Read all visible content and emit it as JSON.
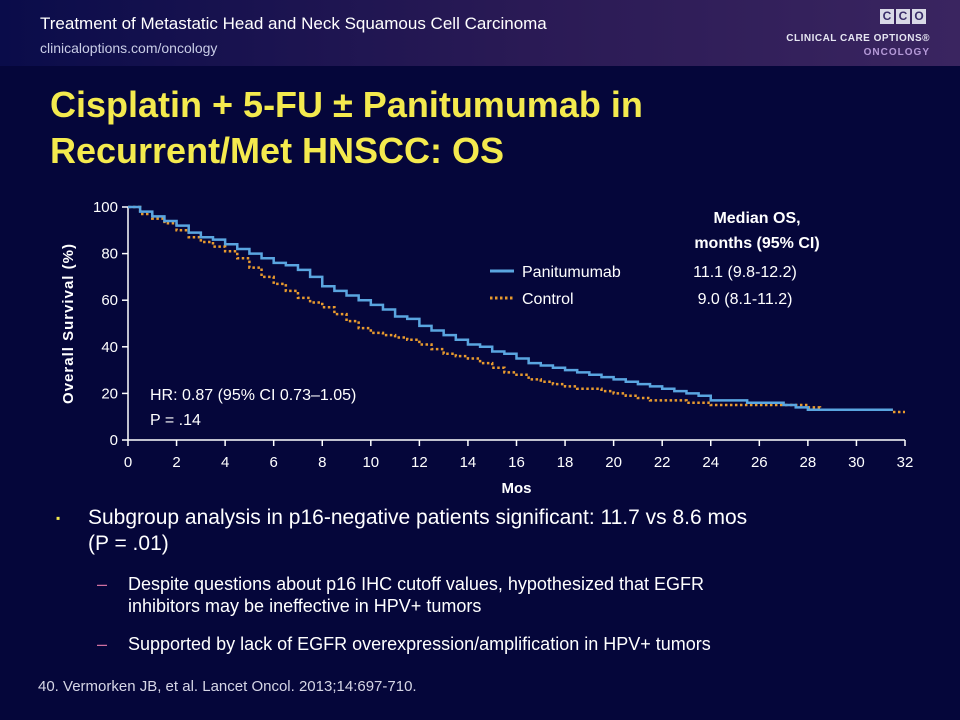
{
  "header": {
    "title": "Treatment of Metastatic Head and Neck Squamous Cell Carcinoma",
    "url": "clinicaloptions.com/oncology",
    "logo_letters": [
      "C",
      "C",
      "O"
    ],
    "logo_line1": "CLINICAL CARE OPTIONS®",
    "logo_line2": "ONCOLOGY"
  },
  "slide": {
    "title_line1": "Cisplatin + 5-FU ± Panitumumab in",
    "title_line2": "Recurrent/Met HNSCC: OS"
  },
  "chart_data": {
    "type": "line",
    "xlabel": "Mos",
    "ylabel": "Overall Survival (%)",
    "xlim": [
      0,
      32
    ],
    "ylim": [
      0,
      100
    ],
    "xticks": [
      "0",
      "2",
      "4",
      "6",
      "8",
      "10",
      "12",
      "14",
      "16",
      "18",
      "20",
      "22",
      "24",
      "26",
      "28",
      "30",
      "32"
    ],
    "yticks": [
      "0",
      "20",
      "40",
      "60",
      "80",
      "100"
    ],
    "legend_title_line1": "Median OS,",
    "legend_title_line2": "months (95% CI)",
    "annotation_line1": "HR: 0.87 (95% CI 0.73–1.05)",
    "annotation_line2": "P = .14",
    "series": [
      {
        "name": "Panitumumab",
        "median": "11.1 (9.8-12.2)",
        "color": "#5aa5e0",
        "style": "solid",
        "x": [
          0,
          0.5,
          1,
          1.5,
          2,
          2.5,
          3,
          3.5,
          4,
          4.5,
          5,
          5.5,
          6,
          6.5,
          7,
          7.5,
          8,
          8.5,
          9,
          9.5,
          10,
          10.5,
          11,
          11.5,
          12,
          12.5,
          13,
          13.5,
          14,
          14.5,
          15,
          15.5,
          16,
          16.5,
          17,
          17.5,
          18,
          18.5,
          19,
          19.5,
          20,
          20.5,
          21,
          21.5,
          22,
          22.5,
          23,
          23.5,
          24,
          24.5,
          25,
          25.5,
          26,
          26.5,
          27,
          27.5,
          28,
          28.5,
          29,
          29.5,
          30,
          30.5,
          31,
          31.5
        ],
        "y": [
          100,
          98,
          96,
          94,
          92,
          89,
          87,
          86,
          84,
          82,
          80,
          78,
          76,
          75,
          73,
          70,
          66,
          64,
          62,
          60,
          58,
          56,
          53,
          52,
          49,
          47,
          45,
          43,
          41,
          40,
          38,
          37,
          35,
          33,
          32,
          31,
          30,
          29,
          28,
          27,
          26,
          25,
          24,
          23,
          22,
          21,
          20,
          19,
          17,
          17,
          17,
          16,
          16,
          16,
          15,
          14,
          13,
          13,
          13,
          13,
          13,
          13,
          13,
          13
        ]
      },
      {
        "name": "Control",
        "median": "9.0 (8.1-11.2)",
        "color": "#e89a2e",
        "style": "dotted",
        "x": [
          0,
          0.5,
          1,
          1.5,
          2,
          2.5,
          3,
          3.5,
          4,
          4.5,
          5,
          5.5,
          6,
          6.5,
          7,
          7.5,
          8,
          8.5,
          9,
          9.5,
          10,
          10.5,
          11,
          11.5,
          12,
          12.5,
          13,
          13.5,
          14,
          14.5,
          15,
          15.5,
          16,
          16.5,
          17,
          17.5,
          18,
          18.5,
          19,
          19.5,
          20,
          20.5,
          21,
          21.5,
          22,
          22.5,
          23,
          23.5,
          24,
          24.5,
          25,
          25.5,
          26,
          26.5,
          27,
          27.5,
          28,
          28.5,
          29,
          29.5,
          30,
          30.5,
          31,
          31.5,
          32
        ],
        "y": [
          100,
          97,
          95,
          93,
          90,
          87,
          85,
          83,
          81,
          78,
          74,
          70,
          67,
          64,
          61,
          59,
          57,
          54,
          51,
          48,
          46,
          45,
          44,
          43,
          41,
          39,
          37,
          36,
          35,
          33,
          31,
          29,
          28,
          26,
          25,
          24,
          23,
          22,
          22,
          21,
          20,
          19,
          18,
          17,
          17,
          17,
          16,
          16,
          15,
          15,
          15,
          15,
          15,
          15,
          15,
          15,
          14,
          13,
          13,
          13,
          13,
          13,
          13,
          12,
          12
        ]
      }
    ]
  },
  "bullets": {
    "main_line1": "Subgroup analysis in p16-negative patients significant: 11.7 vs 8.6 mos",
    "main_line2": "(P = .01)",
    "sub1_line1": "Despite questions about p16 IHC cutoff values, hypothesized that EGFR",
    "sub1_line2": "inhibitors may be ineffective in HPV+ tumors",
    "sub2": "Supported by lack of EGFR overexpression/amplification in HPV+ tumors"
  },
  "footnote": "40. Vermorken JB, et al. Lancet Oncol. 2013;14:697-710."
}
==
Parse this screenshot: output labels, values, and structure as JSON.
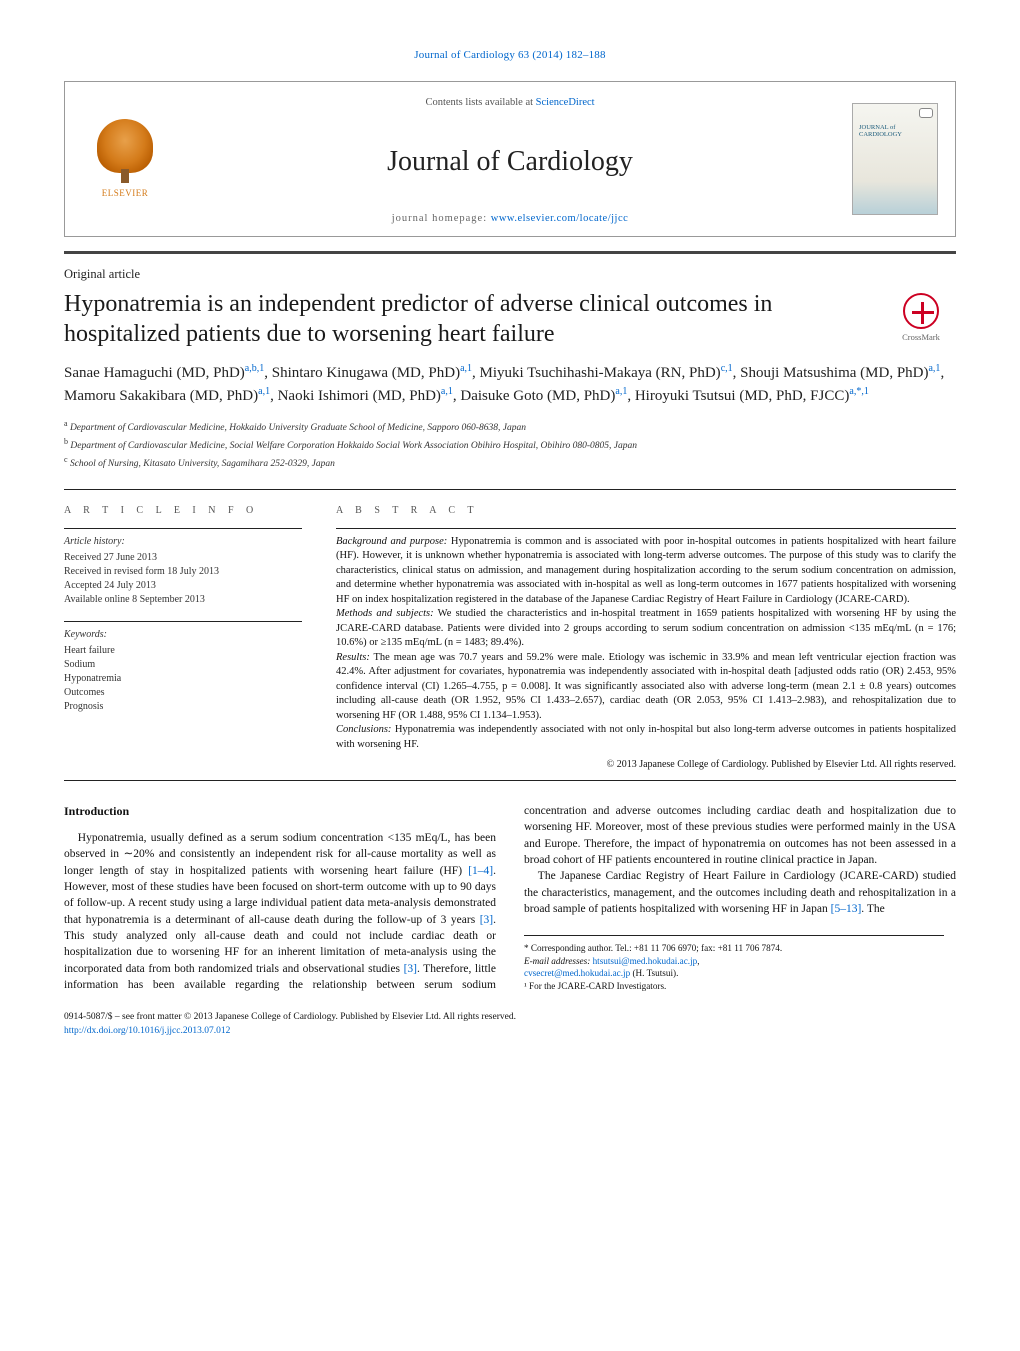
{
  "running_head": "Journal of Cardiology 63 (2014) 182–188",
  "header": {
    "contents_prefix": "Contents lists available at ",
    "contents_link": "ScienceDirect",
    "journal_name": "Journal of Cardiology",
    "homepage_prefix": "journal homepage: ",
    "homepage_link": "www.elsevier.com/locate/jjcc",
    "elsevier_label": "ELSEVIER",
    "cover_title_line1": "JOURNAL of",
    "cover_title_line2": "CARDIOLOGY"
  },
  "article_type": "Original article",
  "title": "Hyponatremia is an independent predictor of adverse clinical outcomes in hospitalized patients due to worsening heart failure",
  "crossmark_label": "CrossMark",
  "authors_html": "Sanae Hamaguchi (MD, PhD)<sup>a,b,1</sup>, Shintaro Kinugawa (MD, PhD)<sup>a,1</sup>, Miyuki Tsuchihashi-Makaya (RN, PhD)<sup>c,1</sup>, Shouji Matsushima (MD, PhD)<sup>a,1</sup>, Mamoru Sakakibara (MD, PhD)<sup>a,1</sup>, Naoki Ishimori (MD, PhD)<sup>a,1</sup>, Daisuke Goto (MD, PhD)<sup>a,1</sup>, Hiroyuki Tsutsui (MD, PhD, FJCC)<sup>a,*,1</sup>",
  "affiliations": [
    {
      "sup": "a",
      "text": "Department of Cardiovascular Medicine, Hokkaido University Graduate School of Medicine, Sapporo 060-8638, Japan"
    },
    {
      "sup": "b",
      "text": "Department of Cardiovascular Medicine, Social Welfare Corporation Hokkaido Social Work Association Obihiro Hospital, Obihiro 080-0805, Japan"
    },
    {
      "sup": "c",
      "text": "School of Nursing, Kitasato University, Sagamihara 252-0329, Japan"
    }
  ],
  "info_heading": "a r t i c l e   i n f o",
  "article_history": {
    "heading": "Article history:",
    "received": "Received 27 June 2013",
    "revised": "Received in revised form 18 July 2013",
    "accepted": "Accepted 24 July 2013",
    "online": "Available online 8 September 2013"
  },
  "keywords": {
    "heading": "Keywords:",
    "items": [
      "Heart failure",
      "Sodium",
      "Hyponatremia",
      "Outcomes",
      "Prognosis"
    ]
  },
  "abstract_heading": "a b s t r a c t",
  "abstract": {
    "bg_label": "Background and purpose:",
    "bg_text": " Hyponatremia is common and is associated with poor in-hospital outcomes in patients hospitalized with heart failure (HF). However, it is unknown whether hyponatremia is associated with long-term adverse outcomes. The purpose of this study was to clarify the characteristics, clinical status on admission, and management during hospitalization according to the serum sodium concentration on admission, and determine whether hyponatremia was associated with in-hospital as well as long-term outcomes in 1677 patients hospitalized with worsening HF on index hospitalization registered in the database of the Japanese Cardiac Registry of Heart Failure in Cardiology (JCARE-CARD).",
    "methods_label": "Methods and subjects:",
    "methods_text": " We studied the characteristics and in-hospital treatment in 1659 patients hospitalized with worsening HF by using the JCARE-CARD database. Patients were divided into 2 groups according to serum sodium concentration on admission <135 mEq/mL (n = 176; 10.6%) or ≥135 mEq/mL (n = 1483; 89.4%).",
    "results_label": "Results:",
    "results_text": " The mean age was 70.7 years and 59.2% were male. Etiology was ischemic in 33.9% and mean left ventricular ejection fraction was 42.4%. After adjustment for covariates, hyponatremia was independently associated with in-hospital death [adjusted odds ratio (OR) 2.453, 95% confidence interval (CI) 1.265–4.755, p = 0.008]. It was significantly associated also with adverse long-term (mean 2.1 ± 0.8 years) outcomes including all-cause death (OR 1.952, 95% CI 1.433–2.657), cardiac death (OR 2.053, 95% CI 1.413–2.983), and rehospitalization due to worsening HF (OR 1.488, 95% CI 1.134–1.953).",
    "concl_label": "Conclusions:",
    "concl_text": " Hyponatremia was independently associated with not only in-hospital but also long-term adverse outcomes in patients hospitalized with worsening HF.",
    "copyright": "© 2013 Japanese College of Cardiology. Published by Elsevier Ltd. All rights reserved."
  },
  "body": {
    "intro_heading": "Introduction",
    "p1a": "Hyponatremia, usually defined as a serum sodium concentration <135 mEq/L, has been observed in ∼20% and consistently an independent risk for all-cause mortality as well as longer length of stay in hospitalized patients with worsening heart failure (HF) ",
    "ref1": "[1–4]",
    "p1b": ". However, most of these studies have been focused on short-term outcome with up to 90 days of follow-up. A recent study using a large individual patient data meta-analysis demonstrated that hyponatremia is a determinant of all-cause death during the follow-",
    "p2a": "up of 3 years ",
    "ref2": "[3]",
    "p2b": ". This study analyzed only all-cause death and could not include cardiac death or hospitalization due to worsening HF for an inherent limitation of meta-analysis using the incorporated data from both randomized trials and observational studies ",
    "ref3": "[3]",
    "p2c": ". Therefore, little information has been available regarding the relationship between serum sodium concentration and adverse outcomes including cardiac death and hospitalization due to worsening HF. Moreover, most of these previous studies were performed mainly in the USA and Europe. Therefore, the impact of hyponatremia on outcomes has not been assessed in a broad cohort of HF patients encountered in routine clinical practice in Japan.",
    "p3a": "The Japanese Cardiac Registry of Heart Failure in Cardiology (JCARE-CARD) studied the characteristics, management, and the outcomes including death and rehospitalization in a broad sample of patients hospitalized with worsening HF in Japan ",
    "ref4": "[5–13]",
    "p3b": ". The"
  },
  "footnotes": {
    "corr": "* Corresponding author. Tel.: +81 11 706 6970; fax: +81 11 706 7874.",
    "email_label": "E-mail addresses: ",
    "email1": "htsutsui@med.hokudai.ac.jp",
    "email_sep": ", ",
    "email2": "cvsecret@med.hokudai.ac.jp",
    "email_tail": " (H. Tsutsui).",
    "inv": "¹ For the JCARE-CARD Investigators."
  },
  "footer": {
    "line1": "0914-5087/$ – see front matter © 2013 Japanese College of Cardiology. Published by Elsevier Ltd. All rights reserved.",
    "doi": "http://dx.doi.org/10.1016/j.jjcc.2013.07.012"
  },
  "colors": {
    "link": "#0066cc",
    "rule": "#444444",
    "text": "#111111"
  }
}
---
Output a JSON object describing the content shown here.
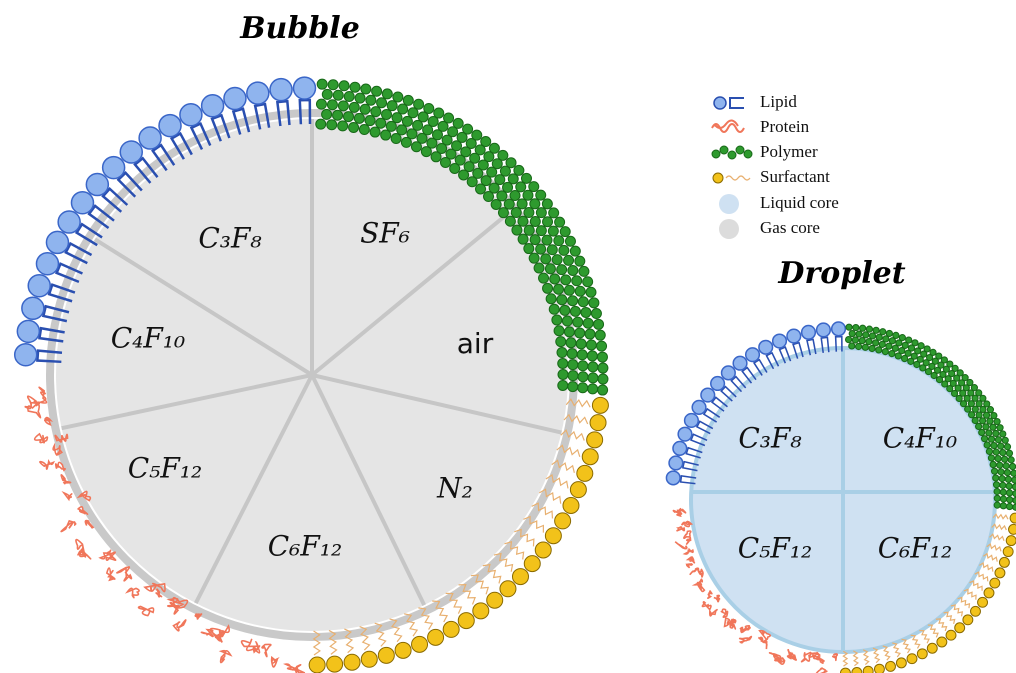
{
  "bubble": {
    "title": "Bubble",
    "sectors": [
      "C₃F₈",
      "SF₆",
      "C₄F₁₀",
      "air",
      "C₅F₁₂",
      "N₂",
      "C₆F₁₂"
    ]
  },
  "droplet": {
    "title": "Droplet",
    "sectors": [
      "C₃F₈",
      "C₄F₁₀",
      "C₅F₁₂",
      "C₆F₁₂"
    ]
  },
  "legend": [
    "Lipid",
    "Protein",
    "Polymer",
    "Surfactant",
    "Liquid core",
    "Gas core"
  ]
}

DIRECTIONS FOR THIS TASK »
Only lines of the material that contain the word "studied" belong in the answer; copy each one.

RESULT BELOW »
    "methods_text": " We studied the characteristics and in-hospital treatment in 1659 patients hospitalized with worsening HF by using the JCARE-CARD database. Patients were divided into 2 groups according to serum sodium concentration on admission <135 mEq/mL (n = 176; 10.6%) or ≥135 mEq/mL (n = 1483; 89.4%).",
    "p3a": "The Japanese Cardiac Registry of Heart Failure in Cardiology (JCARE-CARD) studied the characteristics, management, and the outcomes including death and rehospitalization in a broad sample of patients hospitalized with worsening HF in Japan ",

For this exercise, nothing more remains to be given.